### Problem
In the records below, pick out all lines containing the word "информационной".

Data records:
+---+

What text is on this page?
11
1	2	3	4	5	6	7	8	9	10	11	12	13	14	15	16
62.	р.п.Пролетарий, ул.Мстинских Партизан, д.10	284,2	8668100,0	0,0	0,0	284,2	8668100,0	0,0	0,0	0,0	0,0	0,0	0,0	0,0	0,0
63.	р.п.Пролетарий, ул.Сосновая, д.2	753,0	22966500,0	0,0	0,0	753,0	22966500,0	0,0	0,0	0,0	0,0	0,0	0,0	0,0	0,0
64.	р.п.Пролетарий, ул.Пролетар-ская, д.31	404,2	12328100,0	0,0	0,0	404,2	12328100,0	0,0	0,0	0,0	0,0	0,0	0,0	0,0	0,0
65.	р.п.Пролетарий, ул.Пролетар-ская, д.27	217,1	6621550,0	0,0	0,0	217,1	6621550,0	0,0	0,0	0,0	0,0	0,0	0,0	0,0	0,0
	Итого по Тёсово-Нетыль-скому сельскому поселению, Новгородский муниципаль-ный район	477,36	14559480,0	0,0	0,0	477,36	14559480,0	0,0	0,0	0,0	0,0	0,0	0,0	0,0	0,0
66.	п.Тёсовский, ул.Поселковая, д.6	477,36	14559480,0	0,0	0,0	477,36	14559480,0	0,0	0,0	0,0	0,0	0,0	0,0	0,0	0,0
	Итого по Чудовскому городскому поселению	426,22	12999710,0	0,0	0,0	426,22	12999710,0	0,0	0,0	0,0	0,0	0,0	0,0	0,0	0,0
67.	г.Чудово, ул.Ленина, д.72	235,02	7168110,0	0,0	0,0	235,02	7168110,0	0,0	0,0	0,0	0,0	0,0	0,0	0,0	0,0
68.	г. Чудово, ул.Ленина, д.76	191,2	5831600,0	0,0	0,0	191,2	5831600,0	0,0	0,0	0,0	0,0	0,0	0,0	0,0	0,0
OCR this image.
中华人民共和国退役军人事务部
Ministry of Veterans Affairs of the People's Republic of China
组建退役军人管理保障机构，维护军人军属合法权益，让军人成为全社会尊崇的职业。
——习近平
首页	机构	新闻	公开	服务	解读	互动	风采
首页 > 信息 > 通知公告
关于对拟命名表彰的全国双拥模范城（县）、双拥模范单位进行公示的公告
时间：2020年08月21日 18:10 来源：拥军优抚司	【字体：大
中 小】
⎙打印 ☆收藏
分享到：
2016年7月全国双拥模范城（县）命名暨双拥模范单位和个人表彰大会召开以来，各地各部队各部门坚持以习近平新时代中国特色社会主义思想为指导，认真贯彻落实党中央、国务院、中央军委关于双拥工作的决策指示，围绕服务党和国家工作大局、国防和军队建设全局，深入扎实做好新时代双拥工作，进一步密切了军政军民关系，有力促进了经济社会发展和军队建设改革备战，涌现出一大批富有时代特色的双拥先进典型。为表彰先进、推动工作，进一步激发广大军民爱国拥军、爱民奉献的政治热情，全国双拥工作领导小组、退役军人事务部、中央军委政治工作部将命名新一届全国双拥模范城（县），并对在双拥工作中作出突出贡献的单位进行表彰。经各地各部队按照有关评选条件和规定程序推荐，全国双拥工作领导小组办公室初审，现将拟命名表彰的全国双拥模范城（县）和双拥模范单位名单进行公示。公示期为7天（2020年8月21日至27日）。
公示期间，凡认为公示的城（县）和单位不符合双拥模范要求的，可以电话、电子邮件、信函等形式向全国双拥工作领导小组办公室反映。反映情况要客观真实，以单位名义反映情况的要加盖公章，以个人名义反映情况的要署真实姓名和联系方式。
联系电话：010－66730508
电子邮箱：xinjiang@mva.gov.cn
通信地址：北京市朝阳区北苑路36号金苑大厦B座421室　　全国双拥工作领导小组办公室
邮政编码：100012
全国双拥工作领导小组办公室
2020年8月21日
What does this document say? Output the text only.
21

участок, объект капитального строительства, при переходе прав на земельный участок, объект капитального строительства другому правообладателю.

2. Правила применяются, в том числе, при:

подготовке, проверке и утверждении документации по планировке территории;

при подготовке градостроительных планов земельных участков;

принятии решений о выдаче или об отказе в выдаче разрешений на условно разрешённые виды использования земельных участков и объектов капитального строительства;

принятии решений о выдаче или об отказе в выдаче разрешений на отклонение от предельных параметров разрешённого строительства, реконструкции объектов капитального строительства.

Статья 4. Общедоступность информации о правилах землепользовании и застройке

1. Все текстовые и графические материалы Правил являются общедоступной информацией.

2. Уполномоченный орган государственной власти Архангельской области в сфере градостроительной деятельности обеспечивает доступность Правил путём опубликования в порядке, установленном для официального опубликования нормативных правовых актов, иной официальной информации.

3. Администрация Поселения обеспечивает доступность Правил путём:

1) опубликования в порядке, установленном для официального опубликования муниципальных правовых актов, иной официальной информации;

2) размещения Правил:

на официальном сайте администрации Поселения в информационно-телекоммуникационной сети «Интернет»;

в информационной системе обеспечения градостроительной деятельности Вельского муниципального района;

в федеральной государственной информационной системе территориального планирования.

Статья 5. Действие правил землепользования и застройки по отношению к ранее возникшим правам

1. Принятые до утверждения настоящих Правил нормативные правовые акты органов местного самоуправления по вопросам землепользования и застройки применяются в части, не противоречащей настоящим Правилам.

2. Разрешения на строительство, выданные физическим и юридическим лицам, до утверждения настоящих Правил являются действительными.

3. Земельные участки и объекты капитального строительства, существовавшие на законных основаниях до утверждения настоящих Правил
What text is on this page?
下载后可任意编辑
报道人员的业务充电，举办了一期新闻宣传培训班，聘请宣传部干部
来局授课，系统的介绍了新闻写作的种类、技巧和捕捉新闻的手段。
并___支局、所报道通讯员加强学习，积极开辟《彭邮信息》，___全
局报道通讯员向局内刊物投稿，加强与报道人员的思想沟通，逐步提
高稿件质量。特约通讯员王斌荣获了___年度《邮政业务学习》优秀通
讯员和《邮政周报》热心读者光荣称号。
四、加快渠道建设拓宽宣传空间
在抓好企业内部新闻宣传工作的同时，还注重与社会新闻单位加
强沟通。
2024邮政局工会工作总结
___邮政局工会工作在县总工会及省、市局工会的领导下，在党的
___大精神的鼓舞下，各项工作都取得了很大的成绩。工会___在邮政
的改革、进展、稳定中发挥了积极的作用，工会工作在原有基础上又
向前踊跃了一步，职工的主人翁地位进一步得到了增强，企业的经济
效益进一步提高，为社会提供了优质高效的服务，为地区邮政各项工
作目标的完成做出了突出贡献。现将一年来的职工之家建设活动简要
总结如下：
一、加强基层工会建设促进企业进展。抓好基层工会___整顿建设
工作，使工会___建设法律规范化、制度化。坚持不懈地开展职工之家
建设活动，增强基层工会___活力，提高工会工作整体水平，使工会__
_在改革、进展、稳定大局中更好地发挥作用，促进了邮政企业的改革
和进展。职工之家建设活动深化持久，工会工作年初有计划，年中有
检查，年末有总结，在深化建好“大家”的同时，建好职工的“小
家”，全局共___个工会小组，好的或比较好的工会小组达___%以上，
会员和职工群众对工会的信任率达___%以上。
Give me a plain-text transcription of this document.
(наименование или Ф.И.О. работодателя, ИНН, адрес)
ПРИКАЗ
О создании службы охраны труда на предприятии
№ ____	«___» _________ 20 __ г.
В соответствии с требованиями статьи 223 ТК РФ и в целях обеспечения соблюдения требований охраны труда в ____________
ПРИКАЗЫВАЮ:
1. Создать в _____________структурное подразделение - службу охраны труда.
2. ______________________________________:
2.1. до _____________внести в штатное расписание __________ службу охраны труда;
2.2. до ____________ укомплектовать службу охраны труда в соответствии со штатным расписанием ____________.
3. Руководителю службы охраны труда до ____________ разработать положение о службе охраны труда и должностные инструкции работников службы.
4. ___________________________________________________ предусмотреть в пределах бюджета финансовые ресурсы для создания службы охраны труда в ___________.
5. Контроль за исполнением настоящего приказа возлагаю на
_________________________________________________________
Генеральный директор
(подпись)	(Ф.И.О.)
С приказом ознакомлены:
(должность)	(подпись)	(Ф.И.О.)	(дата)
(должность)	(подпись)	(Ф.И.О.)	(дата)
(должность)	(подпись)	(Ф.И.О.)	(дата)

+---+

### Answer to the problem
в информационной системе обеспечения градостроительной деятельности Вельского муниципального района;
в федеральной государственной информационной системе территориального планирования.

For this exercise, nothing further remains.